Mit § 269b wird ausdrücklich klargestellt: Die Gerichte sind gehalten zusammenzuarbeiten und Informationen auszutauschen. Die Zusammenarbeits- und Informationspflichten sollen in besonderem Maß bei den in Satz 2 genannten Punkten gelten.[3] Trotz der Verpflichtung zur Zusammenarbeit und gegenseitigen Information soll allerdings die Selbstständigkeit der einzelnen Verfahren erhalten bleiben.[4]

[1] Flöther-Flöther, Handbuch Konzerninsolvenzrecht, § 1 Rn. 13.
[2] Eidenmüller, ZHR 169 (2005), 528 (553); DiskE 03.01.2013, S. 21.
[3] BT-Drs. 18/407, S. 33; Flöther-Frege/Nicht Handbuch Konzerninsolvenzrecht, § 4 Rn. 288.
[4] Kübler/Prütting/Bork-Thole, § 269b Rn. 1.

2. Anwendungsbereich

 

Rn 4

In funktionaler Hinsicht ist die Vorschrift sowohl auf Richter als auch auf Rechtspfleger anzuwenden.[5] Die Regelung findet über ihren Wortlaut hinaus auch Anwendung, wenn am selben Insolvenzgericht verschiedene Richter oder Rechtspfleger zuständig sind.[6]

 

Rn 5

§ 269b ist auch im vorläufigen Insolvenzverfahren anzuwenden. Schließlich setzt die Abstimmung über einen einheitlichen Verwalter und die Anordnung von Sicherungsmaßnahmen regelmäßig schon eine Abstimmung im vorläufigen Insolvenzverfahren voraus.[7]

[5] Uhlenbruck/Brünkmans, § 269b, Rn. 9 m.w.N.
[6] DiskE v. 01.03.2013, S. 39.
[7] Vgl. hierzu auch BT-Drs. 18/407, S. 33; Kübler/Prütting/Bork-Thole, § 269b Rn. 6.

• Gesammeltes Material:

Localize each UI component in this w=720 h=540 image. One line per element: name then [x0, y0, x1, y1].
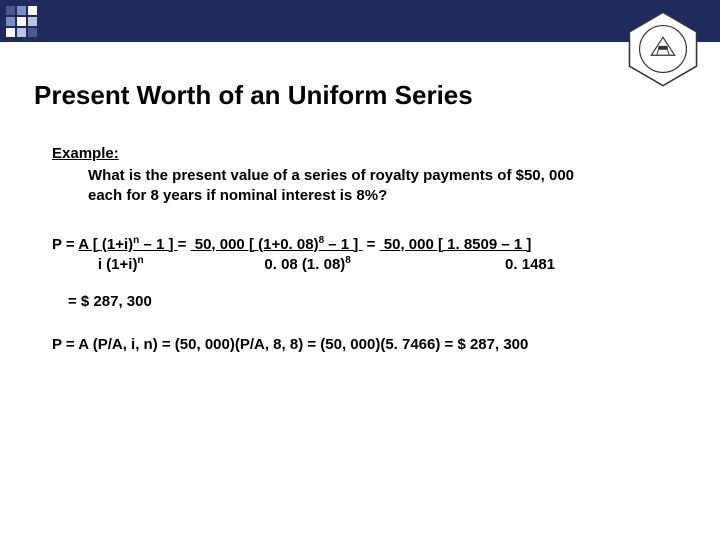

• Aufgaben:
1) Beantworten Sie anhand des Kommentartexts zu § 269b:
(a) Auf wen ist die Vorschrift in funktionaler Hinsicht anzuwenden?
(b) In welchem Verfahren ist § 269b ebenfalls anzuwenden?
(c) Was soll trotz der Pflicht zur Zusammenarbeit erhalten bleiben?
2) Schreiben Sie aus dem Kommentartext den Abschnitt von "In funktionaler Hinsicht" bis "Uhlenbruck/Brünkmans, § 269b, Rn. 9 m.w.N." wortgetreu ab.
Das Material wird hier nicht gebraucht.

• Lösungen:
1)
(a) Auf Richter und auf Rechtspfleger.
(b) Im vorläufigen Insolvenzverfahren.
(c) Die Selbstständigkeit der einzelnen Verfahren.

2)
In funktionaler Hinsicht ist die Vorschrift sowohl auf Richter als auch auf Rechtspfleger anzuwenden.[5] Die Regelung findet über ihren Wortlaut hinaus auch Anwendung, wenn am selben Insolvenzgericht verschiedene Richter oder Rechtspfleger zuständig sind.[6]

 

Rn 5

§ 269b ist auch im vorläufigen Insolvenzverfahren anzuwenden. Schließlich setzt die Abstimmung über einen einheitlichen Verwalter und die Anordnung von Sicherungsmaßnahmen regelmäßig schon eine Abstimmung im vorläufigen Insolvenzverfahren voraus.[7]

[5] Uhlenbruck/Brünkmans, § 269b, Rn. 9 m.w.N.